* _Work required_
Can you restate the records below word for word?

***** Records supplied *****

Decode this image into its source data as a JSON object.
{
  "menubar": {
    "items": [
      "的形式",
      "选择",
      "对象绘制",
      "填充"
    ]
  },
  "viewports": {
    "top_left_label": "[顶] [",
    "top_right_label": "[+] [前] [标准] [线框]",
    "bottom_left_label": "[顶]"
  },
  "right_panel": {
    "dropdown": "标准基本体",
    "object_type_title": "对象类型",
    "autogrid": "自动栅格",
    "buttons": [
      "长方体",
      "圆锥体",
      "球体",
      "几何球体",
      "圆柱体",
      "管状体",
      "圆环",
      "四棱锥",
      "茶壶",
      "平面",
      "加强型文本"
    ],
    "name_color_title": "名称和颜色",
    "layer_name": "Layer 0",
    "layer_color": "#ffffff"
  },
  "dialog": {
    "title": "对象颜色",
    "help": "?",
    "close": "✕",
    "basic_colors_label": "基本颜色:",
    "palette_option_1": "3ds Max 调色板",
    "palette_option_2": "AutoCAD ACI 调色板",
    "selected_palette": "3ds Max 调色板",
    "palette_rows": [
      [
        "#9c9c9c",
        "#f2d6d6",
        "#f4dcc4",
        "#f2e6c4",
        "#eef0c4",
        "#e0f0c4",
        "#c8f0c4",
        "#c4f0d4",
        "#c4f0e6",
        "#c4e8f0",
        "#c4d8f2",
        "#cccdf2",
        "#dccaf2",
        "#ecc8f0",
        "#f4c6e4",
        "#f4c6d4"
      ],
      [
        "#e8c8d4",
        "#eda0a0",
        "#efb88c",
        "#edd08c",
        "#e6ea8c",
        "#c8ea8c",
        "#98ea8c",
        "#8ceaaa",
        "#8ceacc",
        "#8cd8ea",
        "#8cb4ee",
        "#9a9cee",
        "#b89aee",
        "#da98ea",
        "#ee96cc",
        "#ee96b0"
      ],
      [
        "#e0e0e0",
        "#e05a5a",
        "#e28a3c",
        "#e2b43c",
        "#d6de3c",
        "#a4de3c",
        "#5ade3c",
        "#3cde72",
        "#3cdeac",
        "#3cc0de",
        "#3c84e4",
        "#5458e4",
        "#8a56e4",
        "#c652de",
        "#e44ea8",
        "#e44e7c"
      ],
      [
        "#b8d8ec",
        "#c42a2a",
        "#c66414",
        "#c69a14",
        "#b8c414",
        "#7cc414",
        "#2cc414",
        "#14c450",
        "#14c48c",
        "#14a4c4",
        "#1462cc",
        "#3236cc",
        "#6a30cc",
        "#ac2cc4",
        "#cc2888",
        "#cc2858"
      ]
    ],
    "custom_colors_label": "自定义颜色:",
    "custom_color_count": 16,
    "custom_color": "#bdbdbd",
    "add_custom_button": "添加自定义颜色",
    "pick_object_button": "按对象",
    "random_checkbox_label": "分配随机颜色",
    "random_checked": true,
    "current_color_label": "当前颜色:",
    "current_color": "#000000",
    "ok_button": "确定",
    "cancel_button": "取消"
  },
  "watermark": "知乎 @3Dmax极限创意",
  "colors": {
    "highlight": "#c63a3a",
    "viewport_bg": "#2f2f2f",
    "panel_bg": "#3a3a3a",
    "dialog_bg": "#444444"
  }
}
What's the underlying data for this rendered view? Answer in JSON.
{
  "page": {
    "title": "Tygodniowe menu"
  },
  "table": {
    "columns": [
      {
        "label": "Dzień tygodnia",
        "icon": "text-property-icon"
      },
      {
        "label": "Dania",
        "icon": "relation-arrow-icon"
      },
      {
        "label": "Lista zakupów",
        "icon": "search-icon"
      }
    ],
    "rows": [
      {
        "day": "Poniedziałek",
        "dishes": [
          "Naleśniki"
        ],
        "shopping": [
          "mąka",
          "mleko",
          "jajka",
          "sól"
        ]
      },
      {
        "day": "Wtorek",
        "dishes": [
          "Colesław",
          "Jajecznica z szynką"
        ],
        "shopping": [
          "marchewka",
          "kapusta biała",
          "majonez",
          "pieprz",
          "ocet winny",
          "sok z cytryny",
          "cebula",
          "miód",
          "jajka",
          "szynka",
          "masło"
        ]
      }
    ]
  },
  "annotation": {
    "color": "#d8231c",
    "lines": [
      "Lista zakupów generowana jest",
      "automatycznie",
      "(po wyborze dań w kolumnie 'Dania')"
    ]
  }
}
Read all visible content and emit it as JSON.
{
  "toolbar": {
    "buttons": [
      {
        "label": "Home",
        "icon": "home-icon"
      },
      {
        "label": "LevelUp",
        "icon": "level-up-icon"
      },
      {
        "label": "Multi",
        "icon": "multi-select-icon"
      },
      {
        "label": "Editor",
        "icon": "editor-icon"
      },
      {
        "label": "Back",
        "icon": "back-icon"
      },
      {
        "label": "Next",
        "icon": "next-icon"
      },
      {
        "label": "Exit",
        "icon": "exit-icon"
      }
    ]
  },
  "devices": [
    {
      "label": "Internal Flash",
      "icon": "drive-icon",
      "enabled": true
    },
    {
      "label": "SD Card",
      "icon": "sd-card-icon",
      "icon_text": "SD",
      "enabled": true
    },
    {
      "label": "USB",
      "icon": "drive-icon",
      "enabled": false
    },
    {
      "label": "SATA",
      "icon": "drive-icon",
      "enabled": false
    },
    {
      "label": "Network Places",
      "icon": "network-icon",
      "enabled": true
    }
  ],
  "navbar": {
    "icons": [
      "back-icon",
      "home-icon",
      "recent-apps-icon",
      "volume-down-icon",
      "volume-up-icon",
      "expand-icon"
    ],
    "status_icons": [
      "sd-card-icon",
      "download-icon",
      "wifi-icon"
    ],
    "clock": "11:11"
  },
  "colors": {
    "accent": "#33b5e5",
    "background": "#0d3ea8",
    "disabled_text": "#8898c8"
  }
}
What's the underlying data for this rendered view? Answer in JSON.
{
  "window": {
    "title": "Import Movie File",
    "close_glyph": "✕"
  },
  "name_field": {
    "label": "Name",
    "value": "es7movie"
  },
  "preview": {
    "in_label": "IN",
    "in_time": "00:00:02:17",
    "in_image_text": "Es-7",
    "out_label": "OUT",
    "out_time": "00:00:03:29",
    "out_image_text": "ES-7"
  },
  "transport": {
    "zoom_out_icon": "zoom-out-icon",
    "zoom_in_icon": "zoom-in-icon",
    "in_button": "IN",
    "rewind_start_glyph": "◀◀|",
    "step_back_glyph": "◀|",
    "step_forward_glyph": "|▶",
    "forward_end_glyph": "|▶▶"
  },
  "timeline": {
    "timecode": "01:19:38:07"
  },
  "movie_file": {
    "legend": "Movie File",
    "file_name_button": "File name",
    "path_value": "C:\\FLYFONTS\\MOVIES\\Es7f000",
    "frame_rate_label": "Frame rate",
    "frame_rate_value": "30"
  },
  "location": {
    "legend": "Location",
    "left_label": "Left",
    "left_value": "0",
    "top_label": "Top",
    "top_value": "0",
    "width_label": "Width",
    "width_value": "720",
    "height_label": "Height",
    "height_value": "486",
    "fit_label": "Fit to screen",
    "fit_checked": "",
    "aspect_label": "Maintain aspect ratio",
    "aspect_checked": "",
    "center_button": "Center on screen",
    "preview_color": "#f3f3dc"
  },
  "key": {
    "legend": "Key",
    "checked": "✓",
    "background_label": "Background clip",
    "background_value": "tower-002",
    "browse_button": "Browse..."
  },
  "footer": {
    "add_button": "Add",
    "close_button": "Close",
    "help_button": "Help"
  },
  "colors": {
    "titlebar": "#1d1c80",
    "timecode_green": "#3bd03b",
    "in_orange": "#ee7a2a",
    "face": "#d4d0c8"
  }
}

*****

* _Written answer_
Decode this image into its source data as a JSON object.
{
  "menubar": {
    "items": [
      "的形式",
      "选择",
      "对象绘制",
      "填充"
    ]
  },
  "viewports": {
    "top_left_label": "[顶] [",
    "top_right_label": "[+] [前] [标准] [线框]",
    "bottom_left_label": "[顶]"
  },
  "right_panel": {
    "dropdown": "标准基本体",
    "object_type_title": "对象类型",
    "autogrid": "自动栅格",
    "buttons": [
      "长方体",
      "圆锥体",
      "球体",
      "几何球体",
      "圆柱体",
      "管状体",
      "圆环",
      "四棱锥",
      "茶壶",
      "平面",
      "加强型文本"
    ],
    "name_color_title": "名称和颜色",
    "layer_name": "Layer 0",
    "layer_color": "#ffffff"
  },
  "dialog": {
    "title": "对象颜色",
    "help": "?",
    "close": "✕",
    "basic_colors_label": "基本颜色:",
    "palette_option_1": "3ds Max 调色板",
    "palette_option_2": "AutoCAD ACI 调色板",
    "selected_palette": "3ds Max 调色板",
    "palette_rows": [
      [
        "#9c9c9c",
        "#f2d6d6",
        "#f4dcc4",
        "#f2e6c4",
        "#eef0c4",
        "#e0f0c4",
        "#c8f0c4",
        "#c4f0d4",
        "#c4f0e6",
        "#c4e8f0",
        "#c4d8f2",
        "#cccdf2",
        "#dccaf2",
        "#ecc8f0",
        "#f4c6e4",
        "#f4c6d4"
      ],
      [
        "#e8c8d4",
        "#eda0a0",
        "#efb88c",
        "#edd08c",
        "#e6ea8c",
        "#c8ea8c",
        "#98ea8c",
        "#8ceaaa",
        "#8ceacc",
        "#8cd8ea",
        "#8cb4ee",
        "#9a9cee",
        "#b89aee",
        "#da98ea",
        "#ee96cc",
        "#ee96b0"
      ],
      [
        "#e0e0e0",
        "#e05a5a",
        "#e28a3c",
        "#e2b43c",
        "#d6de3c",
        "#a4de3c",
        "#5ade3c",
        "#3cde72",
        "#3cdeac",
        "#3cc0de",
        "#3c84e4",
        "#5458e4",
        "#8a56e4",
        "#c652de",
        "#e44ea8",
        "#e44e7c"
      ],
      [
        "#b8d8ec",
        "#c42a2a",
        "#c66414",
        "#c69a14",
        "#b8c414",
        "#7cc414",
        "#2cc414",
        "#14c450",
        "#14c48c",
        "#14a4c4",
        "#1462cc",
        "#3236cc",
        "#6a30cc",
        "#ac2cc4",
        "#cc2888",
        "#cc2858"
      ]
    ],
    "custom_colors_label": "自定义颜色:",
    "custom_color_count": 16,
    "custom_color": "#bdbdbd",
    "add_custom_button": "添加自定义颜色",
    "pick_object_button": "按对象",
    "random_checkbox_label": "分配随机颜色",
    "random_checked": true,
    "current_color_label": "当前颜色:",
    "current_color": "#000000",
    "ok_button": "确定",
    "cancel_button": "取消"
  },
  "watermark": "知乎 @3Dmax极限创意",
  "colors": {
    "highlight": "#c63a3a",
    "viewport_bg": "#2f2f2f",
    "panel_bg": "#3a3a3a",
    "dialog_bg": "#444444"
  }
}
What's the underlying data for this rendered view? Answer in JSON.
{
  "page": {
    "title": "Tygodniowe menu"
  },
  "table": {
    "columns": [
      {
        "label": "Dzień tygodnia",
        "icon": "text-property-icon"
      },
      {
        "label": "Dania",
        "icon": "relation-arrow-icon"
      },
      {
        "label": "Lista zakupów",
        "icon": "search-icon"
      }
    ],
    "rows": [
      {
        "day": "Poniedziałek",
        "dishes": [
          "Naleśniki"
        ],
        "shopping": [
          "mąka",
          "mleko",
          "jajka",
          "sól"
        ]
      },
      {
        "day": "Wtorek",
        "dishes": [
          "Colesław",
          "Jajecznica z szynką"
        ],
        "shopping": [
          "marchewka",
          "kapusta biała",
          "majonez",
          "pieprz",
          "ocet winny",
          "sok z cytryny",
          "cebula",
          "miód",
          "jajka",
          "szynka",
          "masło"
        ]
      }
    ]
  },
  "annotation": {
    "color": "#d8231c",
    "lines": [
      "Lista zakupów generowana jest",
      "automatycznie",
      "(po wyborze dań w kolumnie 'Dania')"
    ]
  }
}
Read all visible content and emit it as JSON.
{
  "toolbar": {
    "buttons": [
      {
        "label": "Home",
        "icon": "home-icon"
      },
      {
        "label": "LevelUp",
        "icon": "level-up-icon"
      },
      {
        "label": "Multi",
        "icon": "multi-select-icon"
      },
      {
        "label": "Editor",
        "icon": "editor-icon"
      },
      {
        "label": "Back",
        "icon": "back-icon"
      },
      {
        "label": "Next",
        "icon": "next-icon"
      },
      {
        "label": "Exit",
        "icon": "exit-icon"
      }
    ]
  },
  "devices": [
    {
      "label": "Internal Flash",
      "icon": "drive-icon",
      "enabled": true
    },
    {
      "label": "SD Card",
      "icon": "sd-card-icon",
      "icon_text": "SD",
      "enabled": true
    },
    {
      "label": "USB",
      "icon": "drive-icon",
      "enabled": false
    },
    {
      "label": "SATA",
      "icon": "drive-icon",
      "enabled": false
    },
    {
      "label": "Network Places",
      "icon": "network-icon",
      "enabled": true
    }
  ],
  "navbar": {
    "icons": [
      "back-icon",
      "home-icon",
      "recent-apps-icon",
      "volume-down-icon",
      "volume-up-icon",
      "expand-icon"
    ],
    "status_icons": [
      "sd-card-icon",
      "download-icon",
      "wifi-icon"
    ],
    "clock": "11:11"
  },
  "colors": {
    "accent": "#33b5e5",
    "background": "#0d3ea8",
    "disabled_text": "#8898c8"
  }
}
What's the underlying data for this rendered view? Answer in JSON.
{
  "window": {
    "title": "Import Movie File",
    "close_glyph": "✕"
  },
  "name_field": {
    "label": "Name",
    "value": "es7movie"
  },
  "preview": {
    "in_label": "IN",
    "in_time": "00:00:02:17",
    "in_image_text": "Es-7",
    "out_label": "OUT",
    "out_time": "00:00:03:29",
    "out_image_text": "ES-7"
  },
  "transport": {
    "zoom_out_icon": "zoom-out-icon",
    "zoom_in_icon": "zoom-in-icon",
    "in_button": "IN",
    "rewind_start_glyph": "◀◀|",
    "step_back_glyph": "◀|",
    "step_forward_glyph": "|▶",
    "forward_end_glyph": "|▶▶"
  },
  "timeline": {
    "timecode": "01:19:38:07"
  },
  "movie_file": {
    "legend": "Movie File",
    "file_name_button": "File name",
    "path_value": "C:\\FLYFONTS\\MOVIES\\Es7f000",
    "frame_rate_label": "Frame rate",
    "frame_rate_value": "30"
  },
  "location": {
    "legend": "Location",
    "left_label": "Left",
    "left_value": "0",
    "top_label": "Top",
    "top_value": "0",
    "width_label": "Width",
    "width_value": "720",
    "height_label": "Height",
    "height_value": "486",
    "fit_label": "Fit to screen",
    "fit_checked": "",
    "aspect_label": "Maintain aspect ratio",
    "aspect_checked": "",
    "center_button": "Center on screen",
    "preview_color": "#f3f3dc"
  },
  "key": {
    "legend": "Key",
    "checked": "✓",
    "background_label": "Background clip",
    "background_value": "tower-002",
    "browse_button": "Browse..."
  },
  "footer": {
    "add_button": "Add",
    "close_button": "Close",
    "help_button": "Help"
  },
  "colors": {
    "titlebar": "#1d1c80",
    "timecode_green": "#3bd03b",
    "in_orange": "#ee7a2a",
    "face": "#d4d0c8"
  }
}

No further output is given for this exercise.